* **Goal**
From the entries below, copy every line where the string "image" appears.

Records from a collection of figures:

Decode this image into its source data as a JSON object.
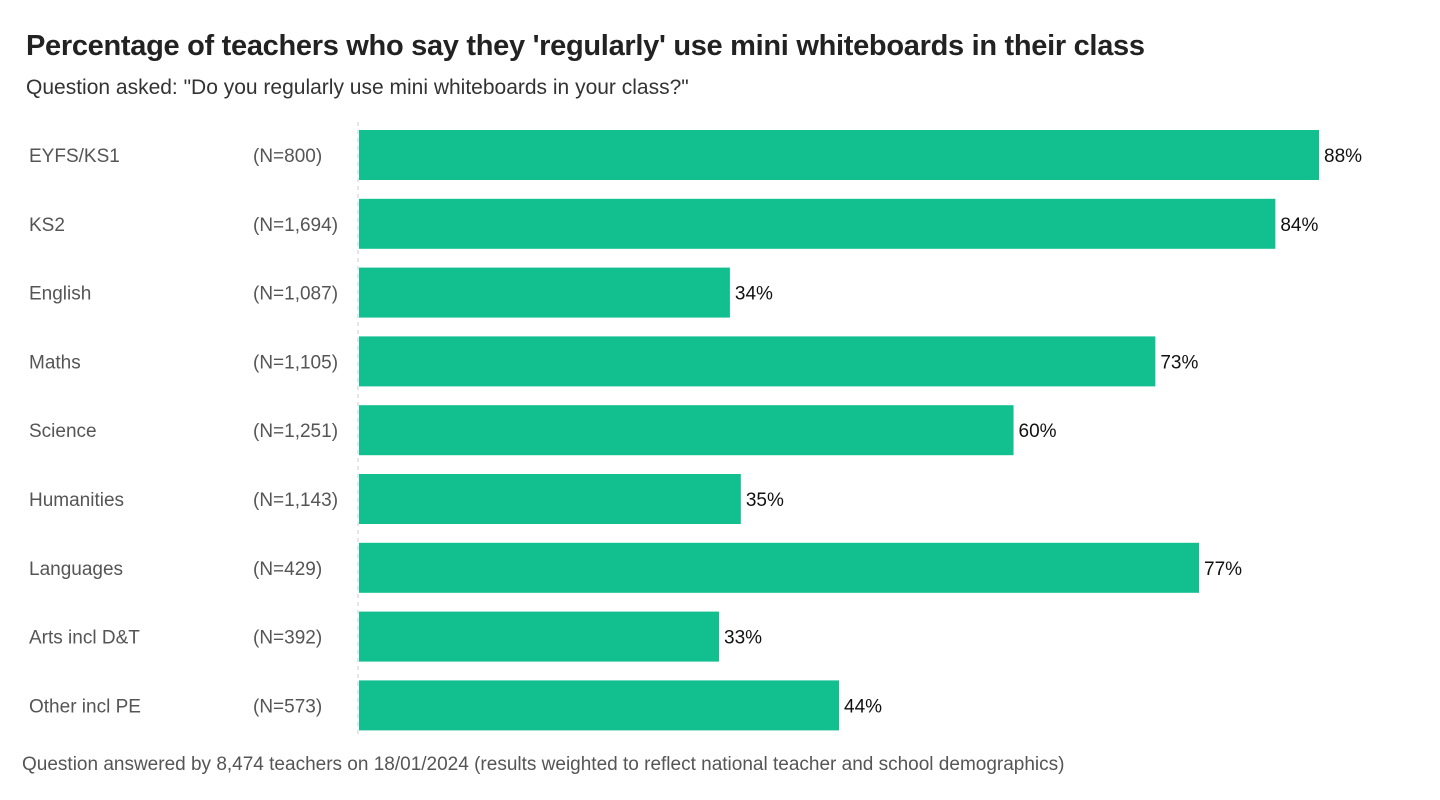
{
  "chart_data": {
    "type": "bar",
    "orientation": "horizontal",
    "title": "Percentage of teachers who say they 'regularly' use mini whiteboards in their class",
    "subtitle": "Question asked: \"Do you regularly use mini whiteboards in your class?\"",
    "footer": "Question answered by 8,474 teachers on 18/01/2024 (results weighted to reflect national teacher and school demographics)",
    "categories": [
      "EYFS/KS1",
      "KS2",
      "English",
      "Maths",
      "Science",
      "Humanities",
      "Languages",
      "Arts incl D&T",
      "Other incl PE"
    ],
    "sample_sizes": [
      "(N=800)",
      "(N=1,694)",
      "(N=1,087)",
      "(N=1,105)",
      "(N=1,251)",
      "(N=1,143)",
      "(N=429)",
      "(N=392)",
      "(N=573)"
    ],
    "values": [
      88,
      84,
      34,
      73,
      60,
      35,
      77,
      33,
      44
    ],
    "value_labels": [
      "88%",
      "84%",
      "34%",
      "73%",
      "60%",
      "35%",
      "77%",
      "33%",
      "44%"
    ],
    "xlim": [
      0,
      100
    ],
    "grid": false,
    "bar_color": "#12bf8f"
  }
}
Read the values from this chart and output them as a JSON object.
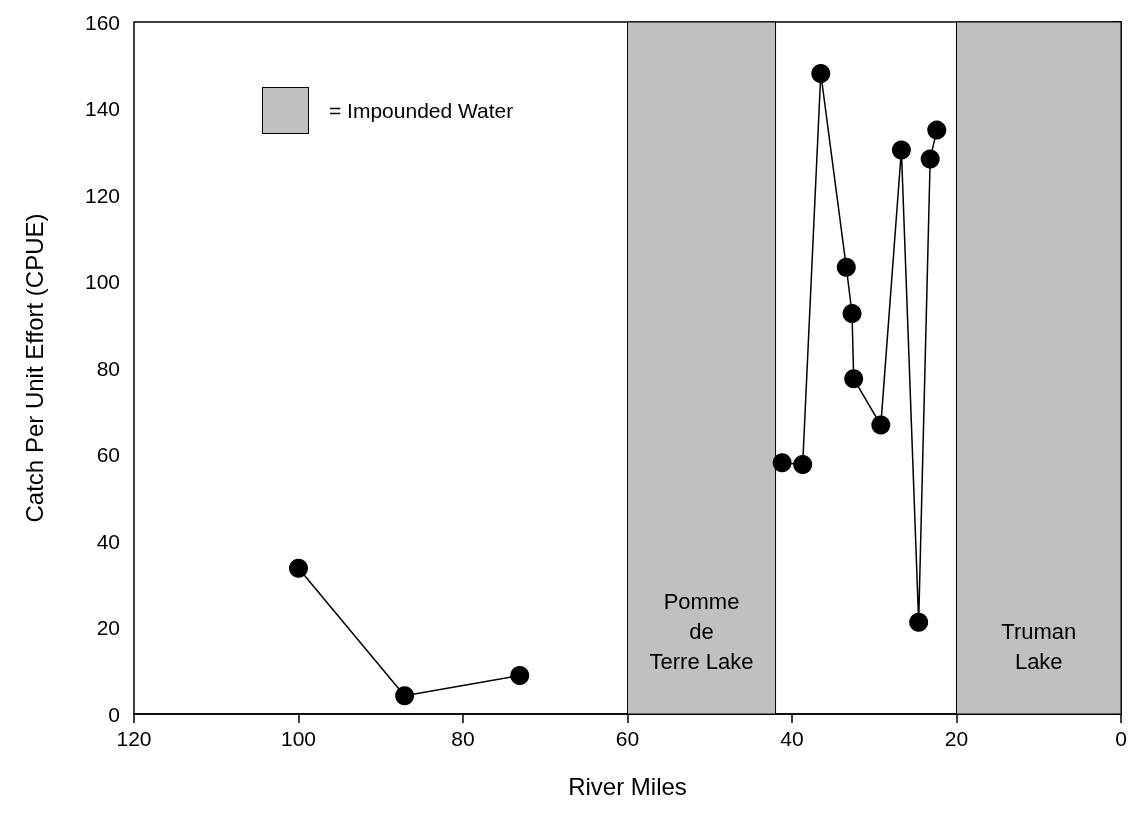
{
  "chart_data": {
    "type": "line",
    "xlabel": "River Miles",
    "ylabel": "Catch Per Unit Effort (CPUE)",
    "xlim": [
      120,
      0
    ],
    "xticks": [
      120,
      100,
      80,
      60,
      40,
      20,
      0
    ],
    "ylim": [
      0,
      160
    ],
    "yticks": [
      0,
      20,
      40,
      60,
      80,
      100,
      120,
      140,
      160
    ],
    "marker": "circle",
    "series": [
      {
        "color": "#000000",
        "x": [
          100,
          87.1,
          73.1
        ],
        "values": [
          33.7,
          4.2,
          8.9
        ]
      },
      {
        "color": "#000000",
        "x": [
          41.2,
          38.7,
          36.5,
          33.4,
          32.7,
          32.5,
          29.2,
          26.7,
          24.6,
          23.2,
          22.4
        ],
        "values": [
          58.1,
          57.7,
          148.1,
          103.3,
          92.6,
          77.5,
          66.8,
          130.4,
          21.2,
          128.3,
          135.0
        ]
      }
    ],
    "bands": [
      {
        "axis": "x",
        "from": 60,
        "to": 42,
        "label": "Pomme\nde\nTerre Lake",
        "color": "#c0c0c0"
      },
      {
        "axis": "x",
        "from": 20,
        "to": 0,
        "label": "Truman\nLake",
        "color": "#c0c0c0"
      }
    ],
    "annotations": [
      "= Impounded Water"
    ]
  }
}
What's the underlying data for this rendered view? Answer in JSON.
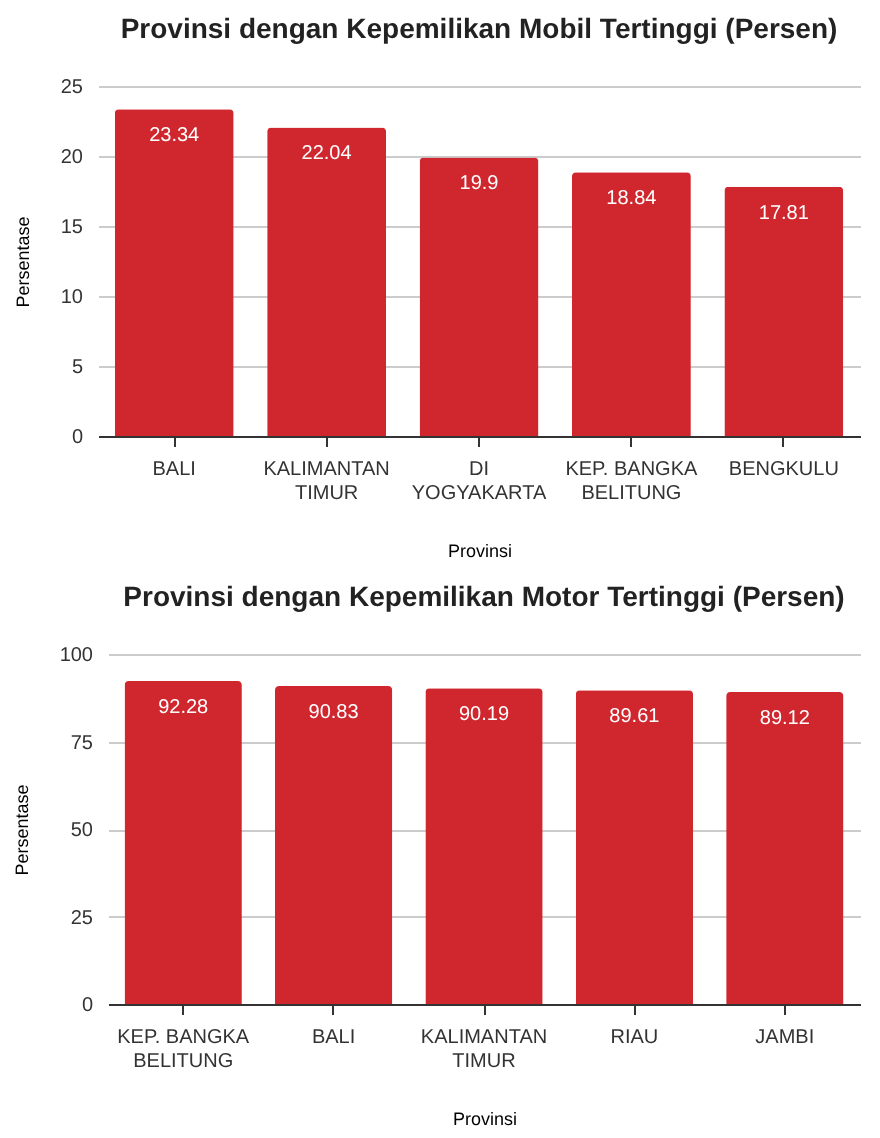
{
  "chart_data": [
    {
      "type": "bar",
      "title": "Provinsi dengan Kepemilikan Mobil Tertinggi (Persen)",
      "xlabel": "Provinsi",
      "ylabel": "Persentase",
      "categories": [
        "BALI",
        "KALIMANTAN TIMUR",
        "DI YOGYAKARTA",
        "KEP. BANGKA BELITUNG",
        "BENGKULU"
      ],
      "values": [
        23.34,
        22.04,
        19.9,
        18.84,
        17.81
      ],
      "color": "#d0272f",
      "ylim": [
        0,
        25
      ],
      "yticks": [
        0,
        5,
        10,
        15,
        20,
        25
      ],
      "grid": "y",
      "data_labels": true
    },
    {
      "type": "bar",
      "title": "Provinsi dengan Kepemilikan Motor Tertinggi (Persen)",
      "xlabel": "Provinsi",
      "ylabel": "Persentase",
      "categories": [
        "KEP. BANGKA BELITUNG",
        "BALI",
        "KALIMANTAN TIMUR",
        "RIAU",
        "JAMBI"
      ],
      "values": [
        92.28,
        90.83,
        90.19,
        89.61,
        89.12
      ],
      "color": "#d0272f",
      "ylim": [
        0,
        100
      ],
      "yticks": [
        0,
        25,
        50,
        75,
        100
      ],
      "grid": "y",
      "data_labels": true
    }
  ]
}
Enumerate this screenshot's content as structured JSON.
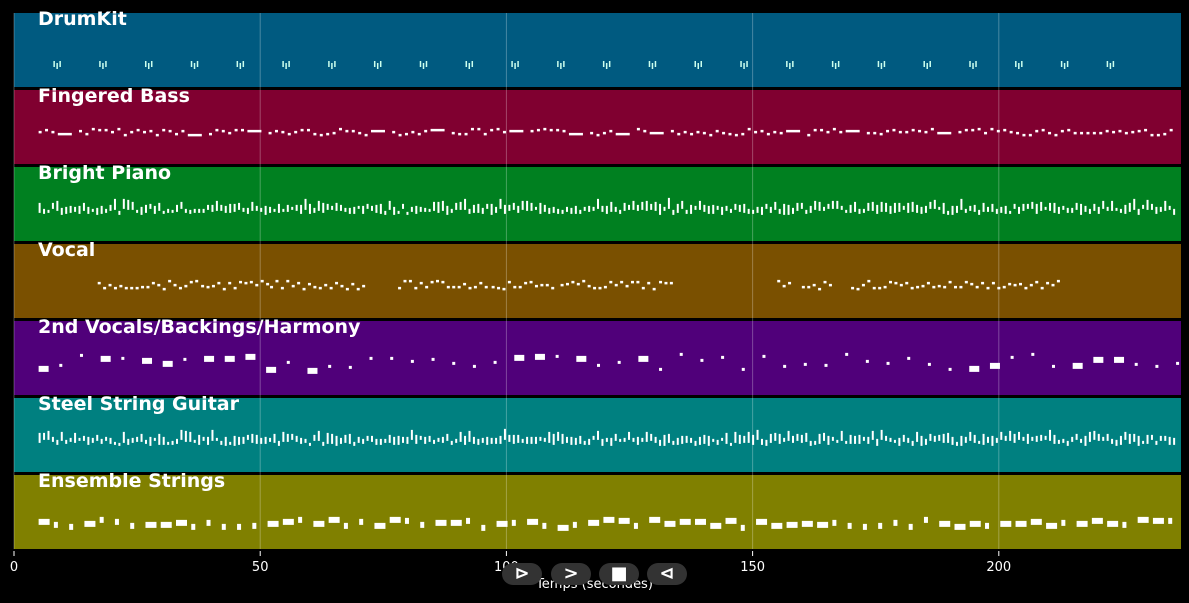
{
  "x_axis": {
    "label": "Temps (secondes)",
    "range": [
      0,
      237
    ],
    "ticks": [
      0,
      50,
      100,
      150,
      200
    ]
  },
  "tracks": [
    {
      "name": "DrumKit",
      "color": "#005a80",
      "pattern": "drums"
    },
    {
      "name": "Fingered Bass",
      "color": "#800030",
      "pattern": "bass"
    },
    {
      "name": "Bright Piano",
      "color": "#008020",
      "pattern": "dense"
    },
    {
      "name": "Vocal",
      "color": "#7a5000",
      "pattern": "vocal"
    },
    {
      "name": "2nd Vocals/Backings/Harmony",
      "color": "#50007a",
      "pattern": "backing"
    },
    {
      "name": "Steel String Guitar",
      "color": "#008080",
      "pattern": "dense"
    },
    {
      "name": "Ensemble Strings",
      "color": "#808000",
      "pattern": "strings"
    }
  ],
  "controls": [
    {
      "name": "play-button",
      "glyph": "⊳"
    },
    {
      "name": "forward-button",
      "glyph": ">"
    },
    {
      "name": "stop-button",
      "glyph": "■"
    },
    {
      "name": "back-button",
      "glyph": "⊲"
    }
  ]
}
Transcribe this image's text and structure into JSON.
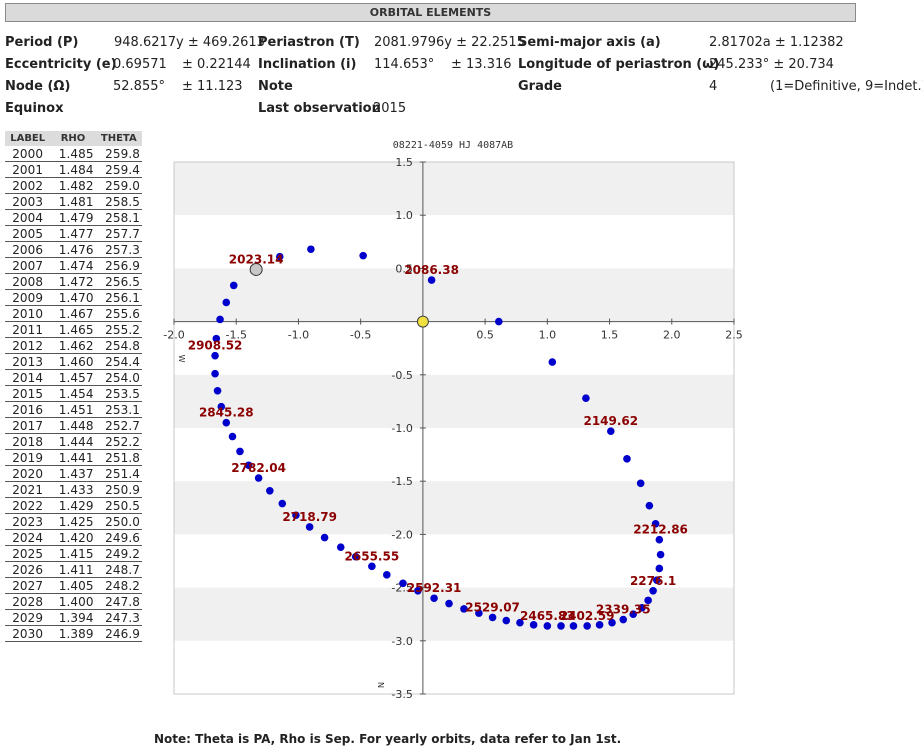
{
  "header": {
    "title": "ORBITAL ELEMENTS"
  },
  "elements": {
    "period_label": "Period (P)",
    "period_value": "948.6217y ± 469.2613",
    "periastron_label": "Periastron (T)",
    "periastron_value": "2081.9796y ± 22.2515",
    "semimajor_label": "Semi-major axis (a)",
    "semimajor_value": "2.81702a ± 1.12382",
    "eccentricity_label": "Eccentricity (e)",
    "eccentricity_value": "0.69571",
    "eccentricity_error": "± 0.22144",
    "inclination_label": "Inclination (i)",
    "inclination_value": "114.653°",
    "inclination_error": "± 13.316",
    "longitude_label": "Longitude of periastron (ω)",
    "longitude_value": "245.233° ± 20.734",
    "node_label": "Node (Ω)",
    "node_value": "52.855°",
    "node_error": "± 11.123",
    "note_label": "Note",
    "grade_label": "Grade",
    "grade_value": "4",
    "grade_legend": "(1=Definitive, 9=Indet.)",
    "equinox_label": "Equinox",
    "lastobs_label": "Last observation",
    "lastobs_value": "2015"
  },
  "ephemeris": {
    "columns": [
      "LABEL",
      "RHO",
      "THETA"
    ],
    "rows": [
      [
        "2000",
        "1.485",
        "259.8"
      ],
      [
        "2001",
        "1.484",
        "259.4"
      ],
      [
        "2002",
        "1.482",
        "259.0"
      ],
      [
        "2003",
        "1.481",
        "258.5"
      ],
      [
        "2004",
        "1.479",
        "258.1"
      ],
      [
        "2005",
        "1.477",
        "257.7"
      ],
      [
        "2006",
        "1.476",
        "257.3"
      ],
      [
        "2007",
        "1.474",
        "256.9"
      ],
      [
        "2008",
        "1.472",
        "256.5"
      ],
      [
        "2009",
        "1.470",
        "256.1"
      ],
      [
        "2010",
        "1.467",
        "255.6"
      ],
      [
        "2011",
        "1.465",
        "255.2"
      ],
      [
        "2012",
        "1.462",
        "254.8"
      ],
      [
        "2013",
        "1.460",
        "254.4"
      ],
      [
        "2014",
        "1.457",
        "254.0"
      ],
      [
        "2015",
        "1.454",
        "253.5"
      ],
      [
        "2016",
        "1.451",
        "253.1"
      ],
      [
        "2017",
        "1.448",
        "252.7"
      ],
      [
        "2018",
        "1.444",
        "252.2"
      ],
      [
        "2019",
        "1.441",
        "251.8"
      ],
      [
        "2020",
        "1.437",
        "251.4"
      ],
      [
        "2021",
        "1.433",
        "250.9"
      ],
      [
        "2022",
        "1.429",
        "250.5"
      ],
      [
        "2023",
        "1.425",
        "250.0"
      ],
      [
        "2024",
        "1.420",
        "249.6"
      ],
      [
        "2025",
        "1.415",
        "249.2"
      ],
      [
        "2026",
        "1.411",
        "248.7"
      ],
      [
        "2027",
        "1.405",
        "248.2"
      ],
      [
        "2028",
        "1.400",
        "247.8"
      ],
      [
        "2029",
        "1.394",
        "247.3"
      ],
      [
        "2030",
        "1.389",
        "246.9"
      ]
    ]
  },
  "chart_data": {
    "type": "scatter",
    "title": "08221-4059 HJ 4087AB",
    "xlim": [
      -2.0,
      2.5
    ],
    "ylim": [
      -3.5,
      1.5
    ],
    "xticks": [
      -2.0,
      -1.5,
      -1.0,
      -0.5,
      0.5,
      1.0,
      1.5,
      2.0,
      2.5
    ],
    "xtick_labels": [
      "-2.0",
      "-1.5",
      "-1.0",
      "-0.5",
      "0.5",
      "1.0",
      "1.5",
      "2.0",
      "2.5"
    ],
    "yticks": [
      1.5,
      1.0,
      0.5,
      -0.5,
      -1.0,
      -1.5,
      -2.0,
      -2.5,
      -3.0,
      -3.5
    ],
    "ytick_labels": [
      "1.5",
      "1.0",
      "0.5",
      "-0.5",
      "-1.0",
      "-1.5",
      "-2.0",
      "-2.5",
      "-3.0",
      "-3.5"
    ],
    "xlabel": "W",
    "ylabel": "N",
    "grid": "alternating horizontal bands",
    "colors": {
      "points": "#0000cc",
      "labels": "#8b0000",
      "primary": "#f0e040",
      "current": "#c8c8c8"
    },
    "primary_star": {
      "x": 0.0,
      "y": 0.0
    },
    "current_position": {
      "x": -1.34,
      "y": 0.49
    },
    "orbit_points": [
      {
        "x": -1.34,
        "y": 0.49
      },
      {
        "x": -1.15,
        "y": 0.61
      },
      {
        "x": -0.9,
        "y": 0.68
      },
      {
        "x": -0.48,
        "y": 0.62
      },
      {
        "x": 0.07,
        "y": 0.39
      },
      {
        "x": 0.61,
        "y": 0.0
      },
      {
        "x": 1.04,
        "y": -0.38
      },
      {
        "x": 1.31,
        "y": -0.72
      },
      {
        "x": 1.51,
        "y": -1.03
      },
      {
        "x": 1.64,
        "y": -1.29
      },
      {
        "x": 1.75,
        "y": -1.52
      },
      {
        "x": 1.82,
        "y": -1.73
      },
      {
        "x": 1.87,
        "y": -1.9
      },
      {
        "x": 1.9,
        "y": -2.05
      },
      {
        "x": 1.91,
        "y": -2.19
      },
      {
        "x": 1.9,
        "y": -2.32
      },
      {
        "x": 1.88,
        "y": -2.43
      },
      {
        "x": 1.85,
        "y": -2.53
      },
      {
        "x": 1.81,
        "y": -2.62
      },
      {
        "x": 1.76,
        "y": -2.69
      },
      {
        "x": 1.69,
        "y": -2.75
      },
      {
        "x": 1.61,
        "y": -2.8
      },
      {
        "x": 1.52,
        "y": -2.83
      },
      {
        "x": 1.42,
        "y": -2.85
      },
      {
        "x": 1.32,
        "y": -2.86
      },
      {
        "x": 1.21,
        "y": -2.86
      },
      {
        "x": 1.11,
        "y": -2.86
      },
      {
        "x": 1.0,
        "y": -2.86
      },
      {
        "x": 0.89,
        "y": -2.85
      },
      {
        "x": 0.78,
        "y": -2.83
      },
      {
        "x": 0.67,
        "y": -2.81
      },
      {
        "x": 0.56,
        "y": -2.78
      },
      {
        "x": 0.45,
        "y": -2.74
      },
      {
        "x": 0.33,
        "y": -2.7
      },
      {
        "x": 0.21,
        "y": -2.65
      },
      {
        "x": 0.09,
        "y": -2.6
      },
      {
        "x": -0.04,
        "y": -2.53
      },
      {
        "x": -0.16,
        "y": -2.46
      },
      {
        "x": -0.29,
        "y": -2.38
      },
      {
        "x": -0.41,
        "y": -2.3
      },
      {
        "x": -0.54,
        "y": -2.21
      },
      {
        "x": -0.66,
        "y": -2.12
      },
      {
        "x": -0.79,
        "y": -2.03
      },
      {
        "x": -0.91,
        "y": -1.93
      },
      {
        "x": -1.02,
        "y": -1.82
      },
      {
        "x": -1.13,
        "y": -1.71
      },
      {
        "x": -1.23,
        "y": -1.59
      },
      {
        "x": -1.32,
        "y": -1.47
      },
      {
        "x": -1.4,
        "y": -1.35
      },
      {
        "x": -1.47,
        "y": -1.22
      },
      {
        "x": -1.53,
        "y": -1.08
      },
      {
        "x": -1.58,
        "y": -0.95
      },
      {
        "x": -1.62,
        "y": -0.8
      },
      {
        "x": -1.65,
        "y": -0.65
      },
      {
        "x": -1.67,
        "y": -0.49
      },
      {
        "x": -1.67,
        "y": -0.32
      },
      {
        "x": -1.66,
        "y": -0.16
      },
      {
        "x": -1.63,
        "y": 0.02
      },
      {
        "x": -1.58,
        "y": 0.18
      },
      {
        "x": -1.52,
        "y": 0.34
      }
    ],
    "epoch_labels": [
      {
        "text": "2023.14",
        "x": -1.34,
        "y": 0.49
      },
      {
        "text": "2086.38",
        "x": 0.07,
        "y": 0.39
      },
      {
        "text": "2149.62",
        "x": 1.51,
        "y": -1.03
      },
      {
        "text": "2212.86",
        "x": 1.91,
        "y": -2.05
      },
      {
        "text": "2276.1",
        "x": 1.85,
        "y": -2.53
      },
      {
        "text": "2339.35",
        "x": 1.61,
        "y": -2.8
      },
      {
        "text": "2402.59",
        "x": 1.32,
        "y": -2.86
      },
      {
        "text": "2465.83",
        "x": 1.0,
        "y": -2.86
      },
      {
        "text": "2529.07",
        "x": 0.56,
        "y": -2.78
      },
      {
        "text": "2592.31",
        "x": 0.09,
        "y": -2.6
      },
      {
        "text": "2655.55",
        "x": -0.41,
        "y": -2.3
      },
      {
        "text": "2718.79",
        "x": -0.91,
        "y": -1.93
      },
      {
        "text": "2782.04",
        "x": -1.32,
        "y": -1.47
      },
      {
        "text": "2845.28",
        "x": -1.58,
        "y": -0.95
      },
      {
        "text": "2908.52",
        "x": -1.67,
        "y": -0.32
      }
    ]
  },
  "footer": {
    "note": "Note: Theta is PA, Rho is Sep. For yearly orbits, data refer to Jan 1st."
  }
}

* **Worked solution**
Decode this image into its source data as a JSON object.
Transcribe this image's text and structure into JSON.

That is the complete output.